● Description of the task
Output every entry exactly as given.

===== Extracted records

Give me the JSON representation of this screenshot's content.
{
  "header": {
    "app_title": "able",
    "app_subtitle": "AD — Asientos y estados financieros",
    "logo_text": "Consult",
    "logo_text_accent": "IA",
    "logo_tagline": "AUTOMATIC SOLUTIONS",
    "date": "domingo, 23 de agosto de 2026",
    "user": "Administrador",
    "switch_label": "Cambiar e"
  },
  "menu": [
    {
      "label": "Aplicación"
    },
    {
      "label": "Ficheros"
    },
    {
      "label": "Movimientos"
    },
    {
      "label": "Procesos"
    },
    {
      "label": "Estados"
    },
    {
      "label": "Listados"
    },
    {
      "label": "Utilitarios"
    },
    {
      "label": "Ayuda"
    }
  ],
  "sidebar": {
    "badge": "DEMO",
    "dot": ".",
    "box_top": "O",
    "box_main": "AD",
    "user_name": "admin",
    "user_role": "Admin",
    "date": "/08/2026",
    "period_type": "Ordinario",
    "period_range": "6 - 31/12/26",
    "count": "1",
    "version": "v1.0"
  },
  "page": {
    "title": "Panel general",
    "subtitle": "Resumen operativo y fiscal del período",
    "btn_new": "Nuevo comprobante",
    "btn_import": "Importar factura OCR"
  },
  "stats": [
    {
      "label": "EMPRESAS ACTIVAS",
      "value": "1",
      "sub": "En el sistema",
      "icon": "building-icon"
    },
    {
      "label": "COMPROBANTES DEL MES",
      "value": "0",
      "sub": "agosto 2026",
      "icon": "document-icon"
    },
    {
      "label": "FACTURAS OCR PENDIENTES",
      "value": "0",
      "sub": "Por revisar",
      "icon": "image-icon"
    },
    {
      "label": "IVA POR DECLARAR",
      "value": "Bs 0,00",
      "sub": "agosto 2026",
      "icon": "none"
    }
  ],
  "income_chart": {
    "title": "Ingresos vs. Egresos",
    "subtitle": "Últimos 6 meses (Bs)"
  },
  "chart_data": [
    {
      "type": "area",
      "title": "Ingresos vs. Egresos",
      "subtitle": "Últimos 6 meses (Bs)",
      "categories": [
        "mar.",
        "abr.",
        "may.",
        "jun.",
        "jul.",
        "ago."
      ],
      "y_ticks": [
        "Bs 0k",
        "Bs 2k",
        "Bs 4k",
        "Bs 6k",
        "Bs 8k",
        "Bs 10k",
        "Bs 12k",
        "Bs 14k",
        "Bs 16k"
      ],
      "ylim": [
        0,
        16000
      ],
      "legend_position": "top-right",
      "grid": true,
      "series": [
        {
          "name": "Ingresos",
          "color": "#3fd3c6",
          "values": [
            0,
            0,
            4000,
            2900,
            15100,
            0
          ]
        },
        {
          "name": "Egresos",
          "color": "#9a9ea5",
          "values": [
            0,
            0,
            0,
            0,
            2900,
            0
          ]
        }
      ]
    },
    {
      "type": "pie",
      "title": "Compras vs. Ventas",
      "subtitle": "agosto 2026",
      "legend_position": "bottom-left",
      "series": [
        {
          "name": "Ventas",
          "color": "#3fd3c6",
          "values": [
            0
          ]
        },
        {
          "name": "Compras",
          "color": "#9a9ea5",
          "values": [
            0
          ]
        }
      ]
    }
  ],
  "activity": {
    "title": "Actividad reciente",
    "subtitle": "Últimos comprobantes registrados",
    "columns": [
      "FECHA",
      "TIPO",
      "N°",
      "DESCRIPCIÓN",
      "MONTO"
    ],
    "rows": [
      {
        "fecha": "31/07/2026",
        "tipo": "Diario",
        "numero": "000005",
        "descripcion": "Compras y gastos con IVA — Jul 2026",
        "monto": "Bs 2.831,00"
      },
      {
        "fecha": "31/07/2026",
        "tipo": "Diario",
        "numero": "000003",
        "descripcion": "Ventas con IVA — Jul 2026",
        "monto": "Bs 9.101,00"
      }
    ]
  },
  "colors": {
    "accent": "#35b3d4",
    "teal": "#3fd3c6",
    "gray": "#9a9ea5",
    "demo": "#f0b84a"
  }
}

==========

● Expected answer
Give me the JSON representation of this screenshot's content.
{
  "header": {
    "app_title": "able",
    "app_subtitle": "AD — Asientos y estados financieros",
    "logo_text": "Consult",
    "logo_text_accent": "IA",
    "logo_tagline": "AUTOMATIC SOLUTIONS",
    "date": "domingo, 23 de agosto de 2026",
    "user": "Administrador",
    "switch_label": "Cambiar e"
  },
  "menu": [
    {
      "label": "Aplicación"
    },
    {
      "label": "Ficheros"
    },
    {
      "label": "Movimientos"
    },
    {
      "label": "Procesos"
    },
    {
      "label": "Estados"
    },
    {
      "label": "Listados"
    },
    {
      "label": "Utilitarios"
    },
    {
      "label": "Ayuda"
    }
  ],
  "sidebar": {
    "badge": "DEMO",
    "dot": ".",
    "box_top": "O",
    "box_main": "AD",
    "user_name": "admin",
    "user_role": "Admin",
    "date": "/08/2026",
    "period_type": "Ordinario",
    "period_range": "6 - 31/12/26",
    "count": "1",
    "version": "v1.0"
  },
  "page": {
    "title": "Panel general",
    "subtitle": "Resumen operativo y fiscal del período",
    "btn_new": "Nuevo comprobante",
    "btn_import": "Importar factura OCR"
  },
  "stats": [
    {
      "label": "EMPRESAS ACTIVAS",
      "value": "1",
      "sub": "En el sistema",
      "icon": "building-icon"
    },
    {
      "label": "COMPROBANTES DEL MES",
      "value": "0",
      "sub": "agosto 2026",
      "icon": "document-icon"
    },
    {
      "label": "FACTURAS OCR PENDIENTES",
      "value": "0",
      "sub": "Por revisar",
      "icon": "image-icon"
    },
    {
      "label": "IVA POR DECLARAR",
      "value": "Bs 0,00",
      "sub": "agosto 2026",
      "icon": "none"
    }
  ],
  "income_chart": {
    "title": "Ingresos vs. Egresos",
    "subtitle": "Últimos 6 meses (Bs)"
  },
  "chart_data": [
    {
      "type": "area",
      "title": "Ingresos vs. Egresos",
      "subtitle": "Últimos 6 meses (Bs)",
      "categories": [
        "mar.",
        "abr.",
        "may.",
        "jun.",
        "jul.",
        "ago."
      ],
      "y_ticks": [
        "Bs 0k",
        "Bs 2k",
        "Bs 4k",
        "Bs 6k",
        "Bs 8k",
        "Bs 10k",
        "Bs 12k",
        "Bs 14k",
        "Bs 16k"
      ],
      "ylim": [
        0,
        16000
      ],
      "legend_position": "top-right",
      "grid": true,
      "series": [
        {
          "name": "Ingresos",
          "color": "#3fd3c6",
          "values": [
            0,
            0,
            4000,
            2900,
            15100,
            0
          ]
        },
        {
          "name": "Egresos",
          "color": "#9a9ea5",
          "values": [
            0,
            0,
            0,
            0,
            2900,
            0
          ]
        }
      ]
    },
    {
      "type": "pie",
      "title": "Compras vs. Ventas",
      "subtitle": "agosto 2026",
      "legend_position": "bottom-left",
      "series": [
        {
          "name": "Ventas",
          "color": "#3fd3c6",
          "values": [
            0
          ]
        },
        {
          "name": "Compras",
          "color": "#9a9ea5",
          "values": [
            0
          ]
        }
      ]
    }
  ],
  "activity": {
    "title": "Actividad reciente",
    "subtitle": "Últimos comprobantes registrados",
    "columns": [
      "FECHA",
      "TIPO",
      "N°",
      "DESCRIPCIÓN",
      "MONTO"
    ],
    "rows": [
      {
        "fecha": "31/07/2026",
        "tipo": "Diario",
        "numero": "000005",
        "descripcion": "Compras y gastos con IVA — Jul 2026",
        "monto": "Bs 2.831,00"
      },
      {
        "fecha": "31/07/2026",
        "tipo": "Diario",
        "numero": "000003",
        "descripcion": "Ventas con IVA — Jul 2026",
        "monto": "Bs 9.101,00"
      }
    ]
  },
  "colors": {
    "accent": "#35b3d4",
    "teal": "#3fd3c6",
    "gray": "#9a9ea5",
    "demo": "#f0b84a"
  }
}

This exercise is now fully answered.